→ **Problem**
Decide whether each statement agrees with the Bollinger Bands lesson below, answering yes or no and quoting the lesson's deciding words: 1. The distance from the center of the normal curve to the line at the point of inflection is called one standard deviation. 2. Standard deviation is better known among investors than the Average True Range. 3. True normal distributions occur with small sample sizes.

HOME  |   OUR MISSION  |   SERVICES  |   CONTACT US 05/16/08
Send this link to a friend 
DAILY/WEEKLY

HISTORICAL GL's


TUTORIALS
BASICS
FUNDAMENTALS
TECHNICALS
ROLLING
TC-2000
OPTIONS

Greetings, fellow Pro-fundity team members.

Beginning Investing - Unit 10: Bollinger Bands - Value

In this lesson we will continue our study of technical analysis, adding “Bollinger Bands” to our tool box. This is a variation of the envelope channel we discussed in lesson 9. Additionally, we will look at fundamental analysis with a first look at stock quality (value), or what makes a stock “good.” Thirdly, we will look at specific price charts and messages that help, and finally, review pick performance over the past two weeks.

Bollinger Bands

  1. In lesson 8, the last session on exits, we discussed variation as we introduced the Average True Range (ATR) to help set stops. A stop is to be far enough away from the price action to prevent “noise” from kicking us out, yet close enough to minimize the loss when a true assignable (not random) price drop occurs. The ATR is a simple measure of price volatility (or, how much is “noise”) to help us set stops. It would be well to review lesson 8 with this study. Now, in the parlance of statistics, a measure of variation called “standard deviation” provides a more powerful indicator. It is not so simple and for that reason less well known in the investing sandbox. However, John Bollinger, introduced his bands using this measure in a very helpful way. Let’s first look at this “standard deviation.”

  2. The “Normal” is the most popular distribution in statistics. It fits many real-life situations very well and has neat math properties that let us make strong statements about data from samples. A graph of the normal distribution is shown in Fig. 1. This is the familiar bell-curve with equal sides around a zero center. Now, notice the vertical line through the circle at the point of inflection, where the curve changes direction. The distance from the center to this line is defined as “one standard deviation” and given the name “sigma (s).” Sigma (s) is one standard deviation wide in any normal distribution. In Fig. 1, notice how almost the entire normal curve fits between –3s and +3s.


    Fig. 1 Normal Distribution with Standard Deviation (sigma)

  3. Next, the math properties mentioned can be seen in the following figure. It is helpful to consider how the normal curve is generated in nature. In a room of 100 avid investors the heights of the group will fit a normal distribution. There will be an average height (the center of the curve) with about equal numbers above and below this center. Now, within two and three sigma limits, the percentages shown let us make strong predictions. It is this principle used with Bollinger Bands.


    Fig. 2 Percentages within 2 & 3 sigma.

  4. You may ask, how can that be? Wherever normal distributions occur, the principle is true. But, true to what degree? It is true to the degree that a distribution is truly normal. There lies the rub, true normal distributions occur only with very large sample sizes. As well, they are true so far as the data that makes up the population is random by nature. So we have limitations. In the market we have seen the data (price patterns) are made up of both random and assignable observations. With that background, let’s look at the marvelous work offered by John Bollinger with his bands.

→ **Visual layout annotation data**
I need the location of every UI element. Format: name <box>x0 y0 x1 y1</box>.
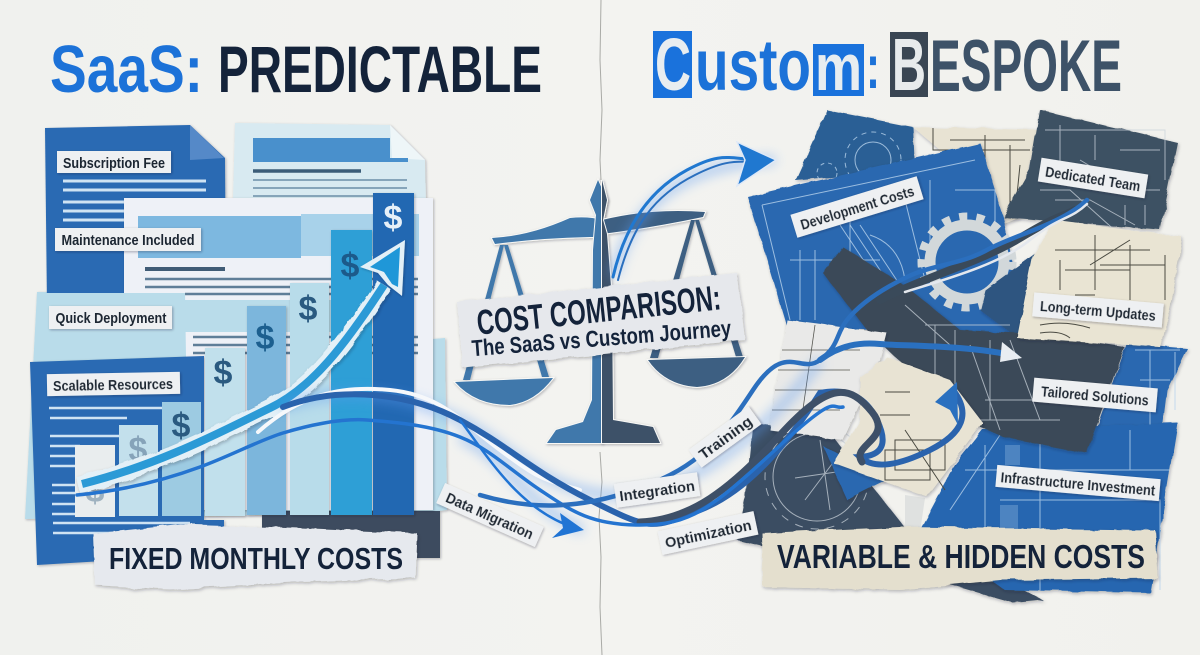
bar 3: $ <box>172 407 191 445</box>
scrap: large blue blueprint <box>748 143 1020 333</box>
scale: left arm and pan <box>455 180 607 443</box>
ribbon: arrow strand across notes <box>820 343 1015 360</box>
bar 4 <box>205 348 245 516</box>
scrap: crumpled cream notes <box>833 357 983 497</box>
bar 8: $ <box>384 199 403 237</box>
label: training <box>689 406 761 468</box>
label: maintenance included <box>55 228 201 251</box>
arrow: rising growth arrow <box>78 240 405 485</box>
title: Custom bespoke <box>653 23 1122 107</box>
document: dark base strip <box>262 511 440 558</box>
arrow: blue flow glow halo <box>283 160 820 530</box>
label: dedicated team: Dedicated Team <box>1044 164 1142 195</box>
document: quick deployment sheet <box>38 293 186 362</box>
document: subscription sheet <box>45 125 226 305</box>
label: optimization: Optimization <box>664 517 753 552</box>
arrowhead: curl on notes <box>935 382 958 425</box>
ribbon: lower thread strand <box>77 406 843 525</box>
label: training: Training <box>696 413 756 463</box>
bar 3 <box>162 402 201 516</box>
document: top right light sheet <box>233 123 426 205</box>
label: integration: Integration <box>618 478 696 505</box>
ribbon: training strand to top right <box>480 200 1087 505</box>
scrap: top blue gear <box>795 110 915 188</box>
scrap: small blue tear <box>822 445 887 500</box>
scrap: right lower blue <box>1093 343 1187 447</box>
title: Custom bespoke: : <box>866 33 880 102</box>
label: subscription fee <box>57 151 171 173</box>
label: tailored solutions: Tailored Solutions <box>1040 383 1149 410</box>
scrap: bottom blue blueprint <box>920 423 1178 593</box>
label: data migration: Data Migration <box>443 489 536 543</box>
label: development costs: Development Costs <box>799 183 916 234</box>
label: cost comparison title: COST COMPARISON: <box>475 278 723 343</box>
scale: right arm and pan <box>602 180 745 443</box>
bar 4: $ <box>214 354 233 392</box>
bar 6 <box>290 283 329 515</box>
ribbon: dark strip toward top right <box>880 210 1075 300</box>
label: scalable resources: Scalable Resources <box>53 376 173 395</box>
illustration: balance scale <box>455 180 745 443</box>
panel: SaaS documents and bar chart <box>25 123 447 590</box>
bar 1 <box>75 445 115 517</box>
bar 8 <box>373 193 414 515</box>
sheet: scalable resources <box>30 356 224 565</box>
bar chart: rising dollar bars <box>30 193 414 565</box>
bar 2 <box>119 425 158 516</box>
title: SaaS predictable: SaaS: <box>50 32 203 107</box>
title: SaaS predictable <box>50 32 542 107</box>
bar 7: $ <box>341 247 360 285</box>
bar 6: $ <box>299 290 318 328</box>
label: infrastructure investment: Infrastructure Investment <box>1000 469 1156 500</box>
label: quick deployment <box>49 306 172 329</box>
scrap: upper right cream <box>1017 220 1182 347</box>
bar 1: $ <box>86 472 105 510</box>
banner: variable and hidden costs <box>762 527 1158 590</box>
title: Custom bespoke: C <box>655 23 691 106</box>
ribbon: dark blue top strand <box>283 390 962 524</box>
title: SaaS predictable: PREDICTABLE <box>218 32 542 106</box>
ribbon: data migration string with arrowhead <box>460 420 575 528</box>
scrap: top cream plan <box>913 127 1037 240</box>
label: long-term updates: Long-term Updates <box>1039 298 1156 325</box>
label: maintenance included: Maintenance Included <box>62 232 194 249</box>
document: large white sheet <box>124 198 433 510</box>
bar 5: $ <box>256 319 275 357</box>
label: quick deployment: Quick Deployment <box>56 310 166 327</box>
scrap: dark blue wedge <box>980 250 1040 338</box>
title: Custom bespoke: usto <box>695 26 811 106</box>
ribbon: white torn edge <box>258 389 580 490</box>
scrap: white tear under notes <box>905 495 925 532</box>
document: back light sheet <box>25 292 447 519</box>
arrow: flowing ribbons between sides <box>77 142 1087 538</box>
title: Custom bespoke: m <box>815 30 862 104</box>
ribbon: white tear to top right <box>905 204 1087 292</box>
panel: custom torn blueprint collage <box>737 110 1187 603</box>
bar 5 <box>247 306 286 515</box>
title: Custom bespoke: B <box>892 23 926 106</box>
label: subscription fee: Subscription Fee <box>63 155 165 172</box>
label: cost comparison title: The SaaS vs Custom Journey <box>471 315 732 361</box>
label: cost comparison title <box>457 273 745 368</box>
bar 2: $ <box>129 431 148 469</box>
scrap: bottom dark gear <box>737 423 1043 603</box>
banner: fixed monthly costs <box>93 524 417 590</box>
bar 7 <box>331 230 372 515</box>
gear: large pale gear <box>922 217 1012 307</box>
scrap: central dark plan <box>823 247 1125 453</box>
ribbon: dark grey strand <box>640 392 878 522</box>
scrap: white calculations <box>770 320 887 440</box>
arrow: rising top arrow <box>613 142 776 280</box>
scrap: top dark circuit <box>1003 110 1178 235</box>
banner: fixed monthly costs: FIXED MONTHLY COSTS <box>109 541 403 576</box>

→ **Problem solution**
1. Yes: "The distance from the center to this line is defined as “one standard deviation”"
2. No: "It is not so simple and for that reason less well known in the investing sandbox."
3. No: "true normal distributions occur only with very large sample sizes."